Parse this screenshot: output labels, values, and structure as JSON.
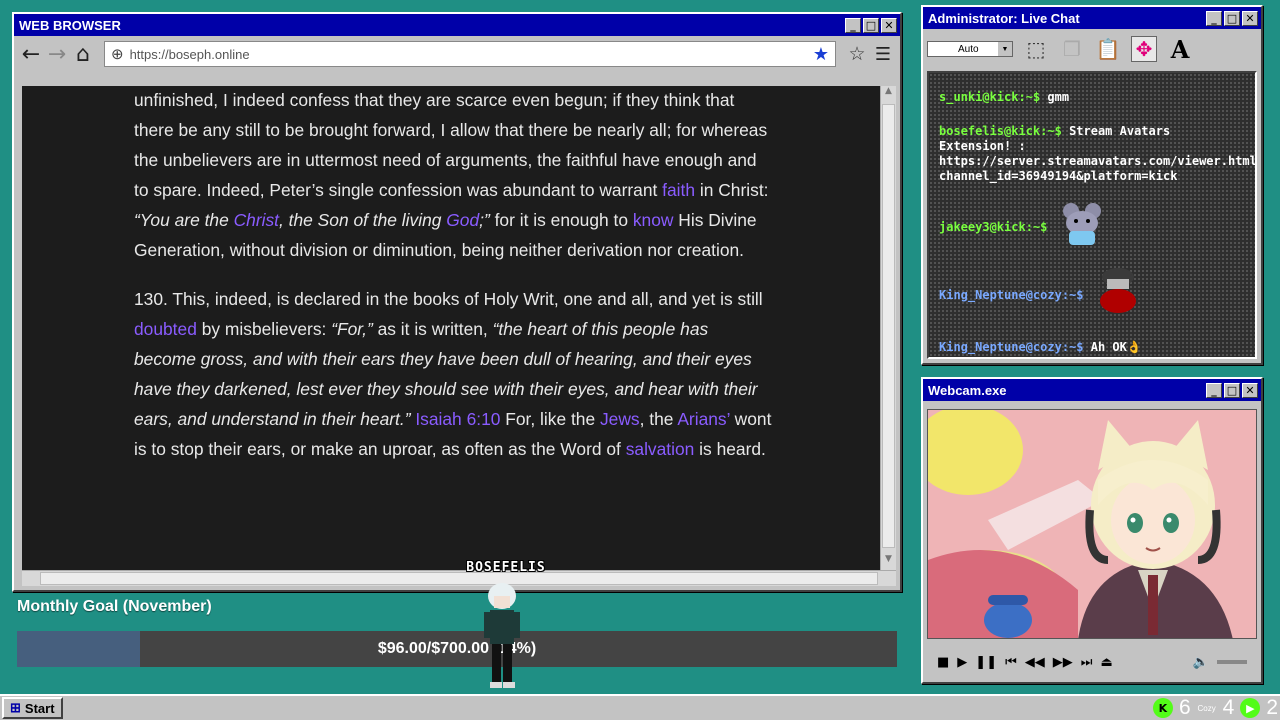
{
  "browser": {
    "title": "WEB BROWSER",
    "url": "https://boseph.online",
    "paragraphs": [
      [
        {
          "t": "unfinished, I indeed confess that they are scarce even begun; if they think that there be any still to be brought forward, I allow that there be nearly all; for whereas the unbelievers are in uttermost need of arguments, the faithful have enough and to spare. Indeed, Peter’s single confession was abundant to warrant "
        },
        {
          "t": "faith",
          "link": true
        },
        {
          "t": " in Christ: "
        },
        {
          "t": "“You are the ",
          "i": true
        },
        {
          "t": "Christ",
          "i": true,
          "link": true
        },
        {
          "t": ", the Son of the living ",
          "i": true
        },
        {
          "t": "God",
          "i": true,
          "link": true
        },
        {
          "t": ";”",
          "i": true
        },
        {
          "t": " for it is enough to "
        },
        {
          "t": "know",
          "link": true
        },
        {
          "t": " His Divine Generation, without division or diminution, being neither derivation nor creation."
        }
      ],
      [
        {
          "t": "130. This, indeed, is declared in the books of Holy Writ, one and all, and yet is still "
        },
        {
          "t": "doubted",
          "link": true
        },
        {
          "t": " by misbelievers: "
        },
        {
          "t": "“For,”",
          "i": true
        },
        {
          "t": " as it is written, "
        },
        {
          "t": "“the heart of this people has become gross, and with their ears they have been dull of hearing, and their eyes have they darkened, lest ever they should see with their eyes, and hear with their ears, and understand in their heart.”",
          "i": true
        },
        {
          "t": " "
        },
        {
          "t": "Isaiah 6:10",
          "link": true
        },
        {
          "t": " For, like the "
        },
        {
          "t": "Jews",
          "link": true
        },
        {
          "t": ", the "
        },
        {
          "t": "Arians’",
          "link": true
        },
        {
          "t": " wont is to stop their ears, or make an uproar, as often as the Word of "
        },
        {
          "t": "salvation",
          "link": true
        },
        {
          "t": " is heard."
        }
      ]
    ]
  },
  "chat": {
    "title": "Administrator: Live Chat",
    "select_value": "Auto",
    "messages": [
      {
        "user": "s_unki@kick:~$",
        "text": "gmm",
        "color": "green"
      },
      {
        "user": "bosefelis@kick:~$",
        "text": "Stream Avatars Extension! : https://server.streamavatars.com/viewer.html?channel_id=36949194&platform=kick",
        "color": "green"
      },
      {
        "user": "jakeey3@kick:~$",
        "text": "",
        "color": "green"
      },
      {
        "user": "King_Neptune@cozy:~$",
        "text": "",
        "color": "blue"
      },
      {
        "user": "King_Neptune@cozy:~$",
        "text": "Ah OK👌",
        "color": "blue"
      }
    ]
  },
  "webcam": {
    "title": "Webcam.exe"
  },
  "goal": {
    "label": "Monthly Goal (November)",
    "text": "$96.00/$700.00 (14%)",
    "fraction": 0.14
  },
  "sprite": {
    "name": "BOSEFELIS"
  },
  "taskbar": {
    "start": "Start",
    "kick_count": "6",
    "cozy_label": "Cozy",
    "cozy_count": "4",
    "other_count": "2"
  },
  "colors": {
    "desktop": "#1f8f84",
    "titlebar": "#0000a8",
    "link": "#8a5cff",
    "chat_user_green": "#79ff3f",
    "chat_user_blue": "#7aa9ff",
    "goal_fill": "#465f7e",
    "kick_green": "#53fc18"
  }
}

********

Task prompt
Reproduce every record above exactly, but leave out the pictures.

Result
Parse this screenshot: output labels, values, and structure as JSON.
{
  "browser": {
    "title": "WEB BROWSER",
    "url": "https://boseph.online",
    "paragraphs": [
      [
        {
          "t": "unfinished, I indeed confess that they are scarce even begun; if they think that there be any still to be brought forward, I allow that there be nearly all; for whereas the unbelievers are in uttermost need of arguments, the faithful have enough and to spare. Indeed, Peter’s single confession was abundant to warrant "
        },
        {
          "t": "faith",
          "link": true
        },
        {
          "t": " in Christ: "
        },
        {
          "t": "“You are the ",
          "i": true
        },
        {
          "t": "Christ",
          "i": true,
          "link": true
        },
        {
          "t": ", the Son of the living ",
          "i": true
        },
        {
          "t": "God",
          "i": true,
          "link": true
        },
        {
          "t": ";”",
          "i": true
        },
        {
          "t": " for it is enough to "
        },
        {
          "t": "know",
          "link": true
        },
        {
          "t": " His Divine Generation, without division or diminution, being neither derivation nor creation."
        }
      ],
      [
        {
          "t": "130. This, indeed, is declared in the books of Holy Writ, one and all, and yet is still "
        },
        {
          "t": "doubted",
          "link": true
        },
        {
          "t": " by misbelievers: "
        },
        {
          "t": "“For,”",
          "i": true
        },
        {
          "t": " as it is written, "
        },
        {
          "t": "“the heart of this people has become gross, and with their ears they have been dull of hearing, and their eyes have they darkened, lest ever they should see with their eyes, and hear with their ears, and understand in their heart.”",
          "i": true
        },
        {
          "t": " "
        },
        {
          "t": "Isaiah 6:10",
          "link": true
        },
        {
          "t": " For, like the "
        },
        {
          "t": "Jews",
          "link": true
        },
        {
          "t": ", the "
        },
        {
          "t": "Arians’",
          "link": true
        },
        {
          "t": " wont is to stop their ears, or make an uproar, as often as the Word of "
        },
        {
          "t": "salvation",
          "link": true
        },
        {
          "t": " is heard."
        }
      ]
    ]
  },
  "chat": {
    "title": "Administrator: Live Chat",
    "select_value": "Auto",
    "messages": [
      {
        "user": "s_unki@kick:~$",
        "text": "gmm",
        "color": "green"
      },
      {
        "user": "bosefelis@kick:~$",
        "text": "Stream Avatars Extension! : https://server.streamavatars.com/viewer.html?channel_id=36949194&platform=kick",
        "color": "green"
      },
      {
        "user": "jakeey3@kick:~$",
        "text": "",
        "color": "green"
      },
      {
        "user": "King_Neptune@cozy:~$",
        "text": "",
        "color": "blue"
      },
      {
        "user": "King_Neptune@cozy:~$",
        "text": "Ah OK👌",
        "color": "blue"
      }
    ]
  },
  "webcam": {
    "title": "Webcam.exe"
  },
  "goal": {
    "label": "Monthly Goal (November)",
    "text": "$96.00/$700.00 (14%)",
    "fraction": 0.14
  },
  "sprite": {
    "name": "BOSEFELIS"
  },
  "taskbar": {
    "start": "Start",
    "kick_count": "6",
    "cozy_label": "Cozy",
    "cozy_count": "4",
    "other_count": "2"
  },
  "colors": {
    "desktop": "#1f8f84",
    "titlebar": "#0000a8",
    "link": "#8a5cff",
    "chat_user_green": "#79ff3f",
    "chat_user_blue": "#7aa9ff",
    "goal_fill": "#465f7e",
    "kick_green": "#53fc18"
  }
}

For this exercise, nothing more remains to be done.